───── Supplied material
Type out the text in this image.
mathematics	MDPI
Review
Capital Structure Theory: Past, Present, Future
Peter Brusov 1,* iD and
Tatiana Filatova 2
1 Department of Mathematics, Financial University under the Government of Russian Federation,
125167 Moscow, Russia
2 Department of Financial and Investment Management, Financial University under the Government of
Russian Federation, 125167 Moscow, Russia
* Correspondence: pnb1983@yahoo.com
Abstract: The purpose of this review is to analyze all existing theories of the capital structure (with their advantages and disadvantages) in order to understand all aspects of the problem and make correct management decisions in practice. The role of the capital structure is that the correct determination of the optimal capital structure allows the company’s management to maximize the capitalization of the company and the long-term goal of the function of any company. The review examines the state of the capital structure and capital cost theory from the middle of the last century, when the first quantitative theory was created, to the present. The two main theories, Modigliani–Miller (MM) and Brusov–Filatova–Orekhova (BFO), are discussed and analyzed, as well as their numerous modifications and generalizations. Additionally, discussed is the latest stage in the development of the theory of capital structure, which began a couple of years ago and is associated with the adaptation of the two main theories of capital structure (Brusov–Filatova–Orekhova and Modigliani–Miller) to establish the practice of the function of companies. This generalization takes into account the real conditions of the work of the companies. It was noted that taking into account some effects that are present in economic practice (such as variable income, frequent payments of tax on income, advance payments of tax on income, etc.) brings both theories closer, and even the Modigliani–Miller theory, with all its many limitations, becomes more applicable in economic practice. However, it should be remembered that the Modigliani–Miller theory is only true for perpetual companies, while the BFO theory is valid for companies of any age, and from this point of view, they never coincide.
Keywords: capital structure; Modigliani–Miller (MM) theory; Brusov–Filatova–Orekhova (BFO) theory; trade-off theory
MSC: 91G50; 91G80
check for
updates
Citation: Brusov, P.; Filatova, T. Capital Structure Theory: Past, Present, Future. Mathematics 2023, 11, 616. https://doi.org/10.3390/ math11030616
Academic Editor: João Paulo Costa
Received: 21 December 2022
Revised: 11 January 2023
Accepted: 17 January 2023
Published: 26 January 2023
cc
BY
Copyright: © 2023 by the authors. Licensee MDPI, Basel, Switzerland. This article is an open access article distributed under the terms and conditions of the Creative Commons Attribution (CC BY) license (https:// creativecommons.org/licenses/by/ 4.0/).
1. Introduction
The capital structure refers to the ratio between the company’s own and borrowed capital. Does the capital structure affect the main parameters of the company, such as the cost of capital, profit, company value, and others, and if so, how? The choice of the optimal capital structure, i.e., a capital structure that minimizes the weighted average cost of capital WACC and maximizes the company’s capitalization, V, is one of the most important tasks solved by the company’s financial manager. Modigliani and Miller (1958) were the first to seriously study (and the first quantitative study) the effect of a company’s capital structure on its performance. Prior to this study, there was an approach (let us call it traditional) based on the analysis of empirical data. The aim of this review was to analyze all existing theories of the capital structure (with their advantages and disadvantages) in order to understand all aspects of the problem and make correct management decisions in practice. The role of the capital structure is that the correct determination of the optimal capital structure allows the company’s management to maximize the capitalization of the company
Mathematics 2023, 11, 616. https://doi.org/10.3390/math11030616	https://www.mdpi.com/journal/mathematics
──────────
### Exercise brief
Each line in the listing above that contains "Past" should be copied.

### Result for this exercise
Capital Structure Theory: Past, Present, Future
Citation: Brusov, P.; Filatova, T. Capital Structure Theory: Past, Present, Future. Mathematics 2023, 11, 616. https://doi.org/10.3390/ math11030616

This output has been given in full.